■ **DATA PROVIDED**:
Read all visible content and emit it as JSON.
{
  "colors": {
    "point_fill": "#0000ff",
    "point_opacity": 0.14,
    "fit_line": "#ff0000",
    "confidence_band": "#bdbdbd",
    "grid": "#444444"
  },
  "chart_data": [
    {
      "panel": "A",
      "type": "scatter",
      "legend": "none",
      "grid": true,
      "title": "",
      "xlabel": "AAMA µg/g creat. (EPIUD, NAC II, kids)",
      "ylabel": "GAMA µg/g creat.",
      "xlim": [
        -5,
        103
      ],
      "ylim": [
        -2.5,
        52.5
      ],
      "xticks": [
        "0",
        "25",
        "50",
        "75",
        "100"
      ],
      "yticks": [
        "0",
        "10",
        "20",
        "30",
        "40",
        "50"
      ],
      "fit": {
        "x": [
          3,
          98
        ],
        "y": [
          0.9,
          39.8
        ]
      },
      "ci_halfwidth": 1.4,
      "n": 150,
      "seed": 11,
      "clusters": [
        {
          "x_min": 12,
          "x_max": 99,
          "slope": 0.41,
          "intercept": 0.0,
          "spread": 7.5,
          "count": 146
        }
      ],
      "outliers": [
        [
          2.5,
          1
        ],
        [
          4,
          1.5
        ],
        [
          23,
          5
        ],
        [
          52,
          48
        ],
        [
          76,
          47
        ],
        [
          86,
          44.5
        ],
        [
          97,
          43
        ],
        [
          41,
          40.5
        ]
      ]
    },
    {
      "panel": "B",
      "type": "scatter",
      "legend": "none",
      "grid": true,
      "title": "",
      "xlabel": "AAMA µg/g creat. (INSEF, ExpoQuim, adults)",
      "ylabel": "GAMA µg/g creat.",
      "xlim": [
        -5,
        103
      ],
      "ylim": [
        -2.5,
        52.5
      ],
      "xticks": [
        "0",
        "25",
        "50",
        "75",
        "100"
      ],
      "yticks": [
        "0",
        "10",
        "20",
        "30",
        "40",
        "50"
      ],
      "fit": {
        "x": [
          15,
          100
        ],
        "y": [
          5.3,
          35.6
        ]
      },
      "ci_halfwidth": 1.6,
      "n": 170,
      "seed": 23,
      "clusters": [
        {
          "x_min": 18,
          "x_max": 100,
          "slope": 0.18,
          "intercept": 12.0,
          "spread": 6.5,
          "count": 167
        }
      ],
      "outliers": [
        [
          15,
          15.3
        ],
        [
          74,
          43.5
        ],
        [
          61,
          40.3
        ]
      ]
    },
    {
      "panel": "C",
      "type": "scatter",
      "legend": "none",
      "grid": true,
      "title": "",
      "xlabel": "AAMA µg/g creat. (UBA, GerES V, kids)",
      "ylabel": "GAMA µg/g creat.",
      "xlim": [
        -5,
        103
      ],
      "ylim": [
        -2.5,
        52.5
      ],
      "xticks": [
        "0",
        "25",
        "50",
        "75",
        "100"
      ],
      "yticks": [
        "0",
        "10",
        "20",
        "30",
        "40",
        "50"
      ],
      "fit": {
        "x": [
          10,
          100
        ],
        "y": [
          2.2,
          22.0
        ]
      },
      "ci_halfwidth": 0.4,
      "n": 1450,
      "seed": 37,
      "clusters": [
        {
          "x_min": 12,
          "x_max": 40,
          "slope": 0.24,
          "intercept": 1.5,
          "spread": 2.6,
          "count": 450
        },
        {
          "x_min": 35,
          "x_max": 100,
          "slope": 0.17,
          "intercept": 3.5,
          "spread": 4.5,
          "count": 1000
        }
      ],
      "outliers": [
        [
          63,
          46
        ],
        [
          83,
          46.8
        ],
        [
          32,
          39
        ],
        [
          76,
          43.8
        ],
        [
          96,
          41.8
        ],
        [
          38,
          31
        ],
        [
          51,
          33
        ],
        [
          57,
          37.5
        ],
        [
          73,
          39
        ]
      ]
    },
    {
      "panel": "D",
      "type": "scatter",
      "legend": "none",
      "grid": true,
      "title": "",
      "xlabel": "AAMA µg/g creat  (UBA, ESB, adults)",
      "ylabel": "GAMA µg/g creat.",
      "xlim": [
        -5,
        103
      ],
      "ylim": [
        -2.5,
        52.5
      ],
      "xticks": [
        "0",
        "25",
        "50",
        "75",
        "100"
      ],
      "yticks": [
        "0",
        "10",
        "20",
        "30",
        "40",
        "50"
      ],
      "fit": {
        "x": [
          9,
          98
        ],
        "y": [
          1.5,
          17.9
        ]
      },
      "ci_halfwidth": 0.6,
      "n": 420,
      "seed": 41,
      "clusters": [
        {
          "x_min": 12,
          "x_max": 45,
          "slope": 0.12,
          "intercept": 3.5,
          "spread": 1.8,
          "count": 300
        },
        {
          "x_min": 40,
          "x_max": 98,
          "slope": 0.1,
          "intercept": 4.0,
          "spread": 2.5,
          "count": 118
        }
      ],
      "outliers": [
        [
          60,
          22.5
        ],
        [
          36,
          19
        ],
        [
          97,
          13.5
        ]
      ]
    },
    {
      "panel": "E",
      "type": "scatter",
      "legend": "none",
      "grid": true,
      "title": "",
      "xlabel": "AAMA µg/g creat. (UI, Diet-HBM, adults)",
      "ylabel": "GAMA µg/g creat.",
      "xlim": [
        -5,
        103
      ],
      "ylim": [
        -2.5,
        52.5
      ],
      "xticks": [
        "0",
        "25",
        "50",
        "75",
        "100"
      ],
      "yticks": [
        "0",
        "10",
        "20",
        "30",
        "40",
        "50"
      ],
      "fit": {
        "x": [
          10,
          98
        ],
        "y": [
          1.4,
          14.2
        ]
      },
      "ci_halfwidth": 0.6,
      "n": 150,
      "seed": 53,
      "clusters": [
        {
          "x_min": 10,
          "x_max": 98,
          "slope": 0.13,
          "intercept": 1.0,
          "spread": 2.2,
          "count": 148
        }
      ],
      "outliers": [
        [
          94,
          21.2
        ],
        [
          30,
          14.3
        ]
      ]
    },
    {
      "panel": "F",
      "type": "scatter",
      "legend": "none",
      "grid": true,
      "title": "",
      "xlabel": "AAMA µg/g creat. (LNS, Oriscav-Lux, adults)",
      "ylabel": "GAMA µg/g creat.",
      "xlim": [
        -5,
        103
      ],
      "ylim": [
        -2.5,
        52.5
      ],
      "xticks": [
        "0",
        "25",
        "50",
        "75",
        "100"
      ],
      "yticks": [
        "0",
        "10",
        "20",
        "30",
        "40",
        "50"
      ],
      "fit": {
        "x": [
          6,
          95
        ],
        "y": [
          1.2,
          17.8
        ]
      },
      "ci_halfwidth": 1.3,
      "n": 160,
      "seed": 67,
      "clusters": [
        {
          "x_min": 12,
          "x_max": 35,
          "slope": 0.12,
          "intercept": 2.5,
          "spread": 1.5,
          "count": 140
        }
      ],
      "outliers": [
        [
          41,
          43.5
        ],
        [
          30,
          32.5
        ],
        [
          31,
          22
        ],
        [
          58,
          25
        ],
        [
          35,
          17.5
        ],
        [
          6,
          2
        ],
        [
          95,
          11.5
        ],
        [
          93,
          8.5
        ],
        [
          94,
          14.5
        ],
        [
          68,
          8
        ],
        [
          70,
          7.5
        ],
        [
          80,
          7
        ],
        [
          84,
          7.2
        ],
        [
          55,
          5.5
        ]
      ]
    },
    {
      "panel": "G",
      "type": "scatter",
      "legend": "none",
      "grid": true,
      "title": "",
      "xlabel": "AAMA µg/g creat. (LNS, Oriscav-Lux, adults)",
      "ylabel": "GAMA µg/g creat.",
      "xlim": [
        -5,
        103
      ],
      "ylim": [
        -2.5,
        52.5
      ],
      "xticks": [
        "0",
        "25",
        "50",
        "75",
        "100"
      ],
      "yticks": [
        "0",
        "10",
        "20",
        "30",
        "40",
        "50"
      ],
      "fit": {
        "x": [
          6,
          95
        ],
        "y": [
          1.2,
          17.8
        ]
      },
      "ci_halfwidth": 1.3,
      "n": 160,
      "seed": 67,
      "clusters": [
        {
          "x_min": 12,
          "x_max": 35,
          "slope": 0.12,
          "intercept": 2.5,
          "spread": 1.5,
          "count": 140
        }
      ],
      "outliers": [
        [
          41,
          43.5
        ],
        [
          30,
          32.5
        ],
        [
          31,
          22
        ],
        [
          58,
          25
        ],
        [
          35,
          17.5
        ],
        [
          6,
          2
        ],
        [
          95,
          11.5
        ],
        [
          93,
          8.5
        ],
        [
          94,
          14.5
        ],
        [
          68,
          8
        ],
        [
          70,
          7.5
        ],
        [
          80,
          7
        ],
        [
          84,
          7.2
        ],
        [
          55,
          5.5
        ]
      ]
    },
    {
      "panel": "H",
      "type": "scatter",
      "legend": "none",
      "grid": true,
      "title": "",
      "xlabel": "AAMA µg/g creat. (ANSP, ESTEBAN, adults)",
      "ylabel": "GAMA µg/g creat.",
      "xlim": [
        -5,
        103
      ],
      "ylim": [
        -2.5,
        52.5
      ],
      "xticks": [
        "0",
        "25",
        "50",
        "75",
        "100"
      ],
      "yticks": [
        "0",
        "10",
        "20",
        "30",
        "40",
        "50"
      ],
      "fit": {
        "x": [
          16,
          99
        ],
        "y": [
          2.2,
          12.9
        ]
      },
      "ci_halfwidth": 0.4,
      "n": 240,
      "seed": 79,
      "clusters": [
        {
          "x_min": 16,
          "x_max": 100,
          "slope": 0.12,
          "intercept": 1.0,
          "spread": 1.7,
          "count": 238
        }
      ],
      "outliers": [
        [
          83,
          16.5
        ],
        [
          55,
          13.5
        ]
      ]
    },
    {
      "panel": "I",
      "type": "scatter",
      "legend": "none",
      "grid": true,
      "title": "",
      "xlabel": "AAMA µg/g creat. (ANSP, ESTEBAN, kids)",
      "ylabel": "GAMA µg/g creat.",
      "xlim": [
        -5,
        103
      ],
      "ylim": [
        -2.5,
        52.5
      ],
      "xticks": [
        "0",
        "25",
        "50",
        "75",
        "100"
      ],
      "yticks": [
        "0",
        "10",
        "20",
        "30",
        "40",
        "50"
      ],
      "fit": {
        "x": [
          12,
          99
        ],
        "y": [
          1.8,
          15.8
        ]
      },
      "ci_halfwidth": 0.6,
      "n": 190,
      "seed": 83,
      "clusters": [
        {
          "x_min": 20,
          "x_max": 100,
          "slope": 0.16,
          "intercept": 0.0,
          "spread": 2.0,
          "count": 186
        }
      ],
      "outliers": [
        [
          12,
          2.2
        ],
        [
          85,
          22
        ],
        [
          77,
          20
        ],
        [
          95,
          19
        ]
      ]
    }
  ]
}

■ **TASK PROMPT**:
Pick out the lines that include the word "ANSP" and write them out.

■ **REPLY**:
      "xlabel": "AAMA µg/g creat. (ANSP, ESTEBAN, adults)",
      "xlabel": "AAMA µg/g creat. (ANSP, ESTEBAN, kids)",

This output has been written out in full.